TASK GOAL: Print every entry exactly as written.

RECORDS FOR THIS TASK:
···
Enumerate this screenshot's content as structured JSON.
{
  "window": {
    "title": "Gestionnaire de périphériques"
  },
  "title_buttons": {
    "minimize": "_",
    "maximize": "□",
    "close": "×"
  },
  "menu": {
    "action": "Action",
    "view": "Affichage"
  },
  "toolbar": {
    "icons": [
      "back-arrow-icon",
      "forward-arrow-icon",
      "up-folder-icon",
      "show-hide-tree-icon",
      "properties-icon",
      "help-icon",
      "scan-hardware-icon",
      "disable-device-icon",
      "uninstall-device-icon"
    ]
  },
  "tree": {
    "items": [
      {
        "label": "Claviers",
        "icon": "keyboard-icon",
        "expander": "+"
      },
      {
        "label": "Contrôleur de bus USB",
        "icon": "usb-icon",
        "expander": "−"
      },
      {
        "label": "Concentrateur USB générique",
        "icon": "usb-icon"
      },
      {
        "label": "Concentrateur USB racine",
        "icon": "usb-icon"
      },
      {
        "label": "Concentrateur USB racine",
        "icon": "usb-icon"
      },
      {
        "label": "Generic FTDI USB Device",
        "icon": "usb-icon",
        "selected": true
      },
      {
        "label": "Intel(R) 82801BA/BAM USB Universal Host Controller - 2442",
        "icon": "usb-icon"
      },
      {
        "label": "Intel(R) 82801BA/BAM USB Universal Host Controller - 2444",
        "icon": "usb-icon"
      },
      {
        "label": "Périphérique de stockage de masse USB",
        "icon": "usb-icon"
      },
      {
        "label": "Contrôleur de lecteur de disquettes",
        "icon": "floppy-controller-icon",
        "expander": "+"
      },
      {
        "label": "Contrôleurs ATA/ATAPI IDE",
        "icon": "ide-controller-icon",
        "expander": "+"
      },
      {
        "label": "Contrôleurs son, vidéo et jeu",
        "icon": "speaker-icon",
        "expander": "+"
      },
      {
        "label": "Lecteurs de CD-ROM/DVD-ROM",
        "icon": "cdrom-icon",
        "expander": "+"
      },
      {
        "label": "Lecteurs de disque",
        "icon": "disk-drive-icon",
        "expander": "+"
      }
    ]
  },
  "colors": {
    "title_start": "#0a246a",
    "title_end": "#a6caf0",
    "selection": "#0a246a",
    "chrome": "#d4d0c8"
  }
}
···
TASK RESPONSE:
Enumerate this screenshot's content as structured JSON.
{
  "window": {
    "title": "Gestionnaire de périphériques"
  },
  "title_buttons": {
    "minimize": "_",
    "maximize": "□",
    "close": "×"
  },
  "menu": {
    "action": "Action",
    "view": "Affichage"
  },
  "toolbar": {
    "icons": [
      "back-arrow-icon",
      "forward-arrow-icon",
      "up-folder-icon",
      "show-hide-tree-icon",
      "properties-icon",
      "help-icon",
      "scan-hardware-icon",
      "disable-device-icon",
      "uninstall-device-icon"
    ]
  },
  "tree": {
    "items": [
      {
        "label": "Claviers",
        "icon": "keyboard-icon",
        "expander": "+"
      },
      {
        "label": "Contrôleur de bus USB",
        "icon": "usb-icon",
        "expander": "−"
      },
      {
        "label": "Concentrateur USB générique",
        "icon": "usb-icon"
      },
      {
        "label": "Concentrateur USB racine",
        "icon": "usb-icon"
      },
      {
        "label": "Concentrateur USB racine",
        "icon": "usb-icon"
      },
      {
        "label": "Generic FTDI USB Device",
        "icon": "usb-icon",
        "selected": true
      },
      {
        "label": "Intel(R) 82801BA/BAM USB Universal Host Controller - 2442",
        "icon": "usb-icon"
      },
      {
        "label": "Intel(R) 82801BA/BAM USB Universal Host Controller - 2444",
        "icon": "usb-icon"
      },
      {
        "label": "Périphérique de stockage de masse USB",
        "icon": "usb-icon"
      },
      {
        "label": "Contrôleur de lecteur de disquettes",
        "icon": "floppy-controller-icon",
        "expander": "+"
      },
      {
        "label": "Contrôleurs ATA/ATAPI IDE",
        "icon": "ide-controller-icon",
        "expander": "+"
      },
      {
        "label": "Contrôleurs son, vidéo et jeu",
        "icon": "speaker-icon",
        "expander": "+"
      },
      {
        "label": "Lecteurs de CD-ROM/DVD-ROM",
        "icon": "cdrom-icon",
        "expander": "+"
      },
      {
        "label": "Lecteurs de disque",
        "icon": "disk-drive-icon",
        "expander": "+"
      }
    ]
  },
  "colors": {
    "title_start": "#0a246a",
    "title_end": "#a6caf0",
    "selection": "#0a246a",
    "chrome": "#d4d0c8"
  }
}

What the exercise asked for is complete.